• _Short exercise_
Pull every line containing "JSON" out of the material below.

• _Items_
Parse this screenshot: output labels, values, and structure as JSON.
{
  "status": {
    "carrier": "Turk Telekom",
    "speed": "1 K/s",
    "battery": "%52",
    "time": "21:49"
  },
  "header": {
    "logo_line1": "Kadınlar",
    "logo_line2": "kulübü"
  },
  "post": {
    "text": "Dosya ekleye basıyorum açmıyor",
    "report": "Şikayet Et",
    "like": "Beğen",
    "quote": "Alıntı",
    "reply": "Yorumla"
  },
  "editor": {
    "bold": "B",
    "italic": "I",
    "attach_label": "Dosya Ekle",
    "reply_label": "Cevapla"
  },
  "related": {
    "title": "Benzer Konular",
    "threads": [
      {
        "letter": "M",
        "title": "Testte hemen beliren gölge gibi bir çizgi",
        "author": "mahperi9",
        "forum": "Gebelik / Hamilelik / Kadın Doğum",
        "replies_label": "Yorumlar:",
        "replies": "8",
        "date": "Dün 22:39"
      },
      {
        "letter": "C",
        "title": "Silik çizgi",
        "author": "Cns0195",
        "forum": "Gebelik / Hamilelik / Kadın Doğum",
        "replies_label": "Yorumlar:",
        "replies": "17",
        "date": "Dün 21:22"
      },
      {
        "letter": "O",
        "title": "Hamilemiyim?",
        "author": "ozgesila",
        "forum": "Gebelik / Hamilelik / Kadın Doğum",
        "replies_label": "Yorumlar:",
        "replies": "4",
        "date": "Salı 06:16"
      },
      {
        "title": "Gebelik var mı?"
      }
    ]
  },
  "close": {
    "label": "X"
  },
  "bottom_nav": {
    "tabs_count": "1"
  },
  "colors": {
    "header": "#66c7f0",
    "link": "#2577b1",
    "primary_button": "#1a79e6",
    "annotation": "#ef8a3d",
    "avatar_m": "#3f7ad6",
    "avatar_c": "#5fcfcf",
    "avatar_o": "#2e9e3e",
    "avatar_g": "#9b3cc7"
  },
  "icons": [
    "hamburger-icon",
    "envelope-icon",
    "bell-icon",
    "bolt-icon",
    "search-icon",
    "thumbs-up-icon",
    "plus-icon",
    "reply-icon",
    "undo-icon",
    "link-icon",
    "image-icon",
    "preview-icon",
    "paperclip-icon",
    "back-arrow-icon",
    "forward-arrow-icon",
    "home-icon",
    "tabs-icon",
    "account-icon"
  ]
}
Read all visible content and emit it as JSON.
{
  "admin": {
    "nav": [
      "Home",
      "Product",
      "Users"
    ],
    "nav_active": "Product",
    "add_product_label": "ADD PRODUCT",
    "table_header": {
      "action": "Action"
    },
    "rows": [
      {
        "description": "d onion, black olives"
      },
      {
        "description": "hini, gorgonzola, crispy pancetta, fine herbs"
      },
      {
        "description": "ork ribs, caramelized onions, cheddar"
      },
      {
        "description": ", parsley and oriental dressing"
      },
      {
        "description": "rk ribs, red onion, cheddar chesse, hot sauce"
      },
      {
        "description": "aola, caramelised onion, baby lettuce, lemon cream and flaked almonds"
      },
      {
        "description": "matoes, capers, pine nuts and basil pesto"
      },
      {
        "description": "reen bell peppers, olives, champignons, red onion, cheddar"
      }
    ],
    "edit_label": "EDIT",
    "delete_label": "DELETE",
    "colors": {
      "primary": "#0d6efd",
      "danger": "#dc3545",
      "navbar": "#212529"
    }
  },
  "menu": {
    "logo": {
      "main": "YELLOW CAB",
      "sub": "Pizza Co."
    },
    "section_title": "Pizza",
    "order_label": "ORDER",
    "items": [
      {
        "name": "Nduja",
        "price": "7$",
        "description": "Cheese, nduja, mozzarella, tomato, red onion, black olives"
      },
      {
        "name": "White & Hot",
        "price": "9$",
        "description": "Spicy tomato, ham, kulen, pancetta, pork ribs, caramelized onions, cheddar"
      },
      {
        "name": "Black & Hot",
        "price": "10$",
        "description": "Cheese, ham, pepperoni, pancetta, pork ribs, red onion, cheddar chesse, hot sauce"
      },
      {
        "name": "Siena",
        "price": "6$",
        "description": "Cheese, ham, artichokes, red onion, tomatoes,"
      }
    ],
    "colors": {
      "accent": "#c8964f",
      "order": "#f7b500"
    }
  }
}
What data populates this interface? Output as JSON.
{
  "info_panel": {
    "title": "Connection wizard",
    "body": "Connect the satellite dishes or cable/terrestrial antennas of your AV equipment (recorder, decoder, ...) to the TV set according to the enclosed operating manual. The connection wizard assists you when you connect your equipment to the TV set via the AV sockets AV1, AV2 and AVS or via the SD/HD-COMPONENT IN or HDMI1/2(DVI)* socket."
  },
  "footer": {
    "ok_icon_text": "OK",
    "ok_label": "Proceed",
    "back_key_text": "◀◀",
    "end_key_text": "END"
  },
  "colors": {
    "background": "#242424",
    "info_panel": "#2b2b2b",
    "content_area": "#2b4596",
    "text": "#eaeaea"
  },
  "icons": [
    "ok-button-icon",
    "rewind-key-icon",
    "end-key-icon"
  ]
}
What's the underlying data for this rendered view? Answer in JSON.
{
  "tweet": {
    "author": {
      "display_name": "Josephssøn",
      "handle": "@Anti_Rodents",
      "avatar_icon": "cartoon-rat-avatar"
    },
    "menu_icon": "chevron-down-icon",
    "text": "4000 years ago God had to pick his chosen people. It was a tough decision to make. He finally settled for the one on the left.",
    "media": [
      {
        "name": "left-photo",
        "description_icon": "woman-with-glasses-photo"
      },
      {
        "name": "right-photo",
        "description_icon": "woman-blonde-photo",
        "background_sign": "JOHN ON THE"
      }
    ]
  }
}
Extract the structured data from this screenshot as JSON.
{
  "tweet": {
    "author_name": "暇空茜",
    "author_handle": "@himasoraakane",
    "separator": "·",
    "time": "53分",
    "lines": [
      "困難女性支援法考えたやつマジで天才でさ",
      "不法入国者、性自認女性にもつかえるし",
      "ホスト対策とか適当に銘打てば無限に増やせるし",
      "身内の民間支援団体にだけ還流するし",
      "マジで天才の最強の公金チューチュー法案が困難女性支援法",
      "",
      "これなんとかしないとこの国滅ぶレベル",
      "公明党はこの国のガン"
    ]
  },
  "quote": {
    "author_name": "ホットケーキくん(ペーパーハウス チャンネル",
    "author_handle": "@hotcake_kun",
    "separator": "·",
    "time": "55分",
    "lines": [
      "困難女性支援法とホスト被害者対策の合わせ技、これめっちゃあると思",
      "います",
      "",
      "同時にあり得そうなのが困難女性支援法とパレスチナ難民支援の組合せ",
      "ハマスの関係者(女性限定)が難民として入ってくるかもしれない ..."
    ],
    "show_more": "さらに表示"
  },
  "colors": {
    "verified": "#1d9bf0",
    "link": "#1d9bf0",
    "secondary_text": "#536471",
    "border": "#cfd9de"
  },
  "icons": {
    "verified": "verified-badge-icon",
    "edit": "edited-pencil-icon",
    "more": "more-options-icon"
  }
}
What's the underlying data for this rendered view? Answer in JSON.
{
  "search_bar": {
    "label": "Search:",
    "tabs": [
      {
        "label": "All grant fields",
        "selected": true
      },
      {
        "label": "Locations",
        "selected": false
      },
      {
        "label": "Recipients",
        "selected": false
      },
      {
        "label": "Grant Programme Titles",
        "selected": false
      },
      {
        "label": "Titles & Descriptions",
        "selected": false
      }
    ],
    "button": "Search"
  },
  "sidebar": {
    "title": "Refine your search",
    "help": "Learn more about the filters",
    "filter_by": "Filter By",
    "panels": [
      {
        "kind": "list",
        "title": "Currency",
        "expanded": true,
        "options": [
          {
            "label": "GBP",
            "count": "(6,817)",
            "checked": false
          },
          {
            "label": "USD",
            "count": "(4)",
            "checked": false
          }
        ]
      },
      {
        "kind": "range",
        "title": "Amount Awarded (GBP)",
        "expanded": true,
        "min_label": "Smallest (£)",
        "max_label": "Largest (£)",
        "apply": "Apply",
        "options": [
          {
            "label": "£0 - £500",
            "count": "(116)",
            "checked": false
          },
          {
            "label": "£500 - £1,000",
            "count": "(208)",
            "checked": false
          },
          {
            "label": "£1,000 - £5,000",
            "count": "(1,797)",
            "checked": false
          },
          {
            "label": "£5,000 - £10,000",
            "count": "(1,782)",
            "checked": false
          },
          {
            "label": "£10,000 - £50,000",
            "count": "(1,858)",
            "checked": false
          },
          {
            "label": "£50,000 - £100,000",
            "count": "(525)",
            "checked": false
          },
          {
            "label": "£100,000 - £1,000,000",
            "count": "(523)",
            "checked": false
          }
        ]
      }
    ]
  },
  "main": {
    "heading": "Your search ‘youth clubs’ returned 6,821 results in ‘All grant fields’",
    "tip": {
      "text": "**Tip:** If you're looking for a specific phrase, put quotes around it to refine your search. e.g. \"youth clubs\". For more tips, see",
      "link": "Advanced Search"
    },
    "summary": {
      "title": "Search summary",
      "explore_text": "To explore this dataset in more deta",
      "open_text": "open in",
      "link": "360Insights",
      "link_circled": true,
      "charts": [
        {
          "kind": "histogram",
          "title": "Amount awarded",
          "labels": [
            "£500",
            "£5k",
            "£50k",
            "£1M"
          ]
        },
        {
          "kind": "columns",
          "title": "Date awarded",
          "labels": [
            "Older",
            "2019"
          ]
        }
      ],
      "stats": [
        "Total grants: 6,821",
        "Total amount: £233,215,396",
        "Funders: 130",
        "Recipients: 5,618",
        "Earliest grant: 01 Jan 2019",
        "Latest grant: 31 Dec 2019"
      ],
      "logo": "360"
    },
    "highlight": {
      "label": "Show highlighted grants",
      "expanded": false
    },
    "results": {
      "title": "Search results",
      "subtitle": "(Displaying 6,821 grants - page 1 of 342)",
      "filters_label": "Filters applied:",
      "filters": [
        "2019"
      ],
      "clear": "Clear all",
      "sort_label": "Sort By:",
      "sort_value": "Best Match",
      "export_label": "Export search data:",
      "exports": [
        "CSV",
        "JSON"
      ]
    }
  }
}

• _In response_
Parse this screenshot: output labels, values, and structure as JSON.
Read all visible content and emit it as JSON.
What data populates this interface? Output as JSON.
What's the underlying data for this rendered view? Answer in JSON.
Extract the structured data from this screenshot as JSON.
What's the underlying data for this rendered view? Answer in JSON.
        "JSON"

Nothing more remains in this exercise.